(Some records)
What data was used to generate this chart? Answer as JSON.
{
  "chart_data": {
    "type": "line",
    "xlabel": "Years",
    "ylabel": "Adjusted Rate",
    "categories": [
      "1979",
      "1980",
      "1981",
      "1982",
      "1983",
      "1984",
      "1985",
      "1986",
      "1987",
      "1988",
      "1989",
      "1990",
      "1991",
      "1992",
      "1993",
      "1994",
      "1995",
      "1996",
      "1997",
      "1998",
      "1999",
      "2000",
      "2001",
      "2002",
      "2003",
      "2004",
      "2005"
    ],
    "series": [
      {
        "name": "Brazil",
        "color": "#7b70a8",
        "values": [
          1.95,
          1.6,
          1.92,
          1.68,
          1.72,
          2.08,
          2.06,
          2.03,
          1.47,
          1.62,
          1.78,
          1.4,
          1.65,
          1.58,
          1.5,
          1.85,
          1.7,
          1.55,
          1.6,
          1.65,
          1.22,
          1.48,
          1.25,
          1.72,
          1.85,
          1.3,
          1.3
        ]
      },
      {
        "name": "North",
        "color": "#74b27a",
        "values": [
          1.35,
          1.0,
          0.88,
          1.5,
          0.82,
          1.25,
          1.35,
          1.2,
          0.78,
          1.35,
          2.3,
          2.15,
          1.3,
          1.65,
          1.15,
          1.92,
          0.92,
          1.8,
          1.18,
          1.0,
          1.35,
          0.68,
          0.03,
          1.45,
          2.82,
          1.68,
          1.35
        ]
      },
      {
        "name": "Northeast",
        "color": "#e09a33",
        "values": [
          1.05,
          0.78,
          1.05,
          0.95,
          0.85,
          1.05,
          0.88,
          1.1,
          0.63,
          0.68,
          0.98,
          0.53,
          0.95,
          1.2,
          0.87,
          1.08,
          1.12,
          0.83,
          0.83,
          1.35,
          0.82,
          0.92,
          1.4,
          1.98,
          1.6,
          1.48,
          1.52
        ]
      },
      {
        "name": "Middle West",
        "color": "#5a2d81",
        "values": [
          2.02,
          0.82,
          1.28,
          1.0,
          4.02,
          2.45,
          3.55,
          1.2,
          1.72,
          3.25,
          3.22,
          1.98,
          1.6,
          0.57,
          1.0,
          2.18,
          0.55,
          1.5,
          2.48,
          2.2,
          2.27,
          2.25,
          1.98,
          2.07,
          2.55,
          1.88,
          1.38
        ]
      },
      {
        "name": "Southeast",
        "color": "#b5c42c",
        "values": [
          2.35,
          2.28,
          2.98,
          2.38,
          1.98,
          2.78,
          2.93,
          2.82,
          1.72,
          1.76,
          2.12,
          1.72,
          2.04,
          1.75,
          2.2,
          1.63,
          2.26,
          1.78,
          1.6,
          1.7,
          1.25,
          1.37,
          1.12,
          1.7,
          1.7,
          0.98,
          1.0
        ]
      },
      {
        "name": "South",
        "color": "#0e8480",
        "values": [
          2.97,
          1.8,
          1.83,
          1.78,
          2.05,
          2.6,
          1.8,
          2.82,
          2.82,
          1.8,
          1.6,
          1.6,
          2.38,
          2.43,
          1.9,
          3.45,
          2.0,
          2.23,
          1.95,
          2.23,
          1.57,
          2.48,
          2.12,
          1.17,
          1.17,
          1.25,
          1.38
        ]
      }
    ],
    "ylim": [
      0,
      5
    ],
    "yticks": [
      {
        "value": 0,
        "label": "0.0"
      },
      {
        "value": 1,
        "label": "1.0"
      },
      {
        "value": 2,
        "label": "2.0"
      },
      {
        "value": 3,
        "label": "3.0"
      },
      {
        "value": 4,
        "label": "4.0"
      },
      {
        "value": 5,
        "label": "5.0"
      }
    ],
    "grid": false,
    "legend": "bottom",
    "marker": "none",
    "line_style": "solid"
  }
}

** Work instructions **
From the data above, copy each line that has the string "color".

** Response for this exercise **
        "color": "#7b70a8",
        "color": "#74b27a",
        "color": "#e09a33",
        "color": "#5a2d81",
        "color": "#b5c42c",
        "color": "#0e8480",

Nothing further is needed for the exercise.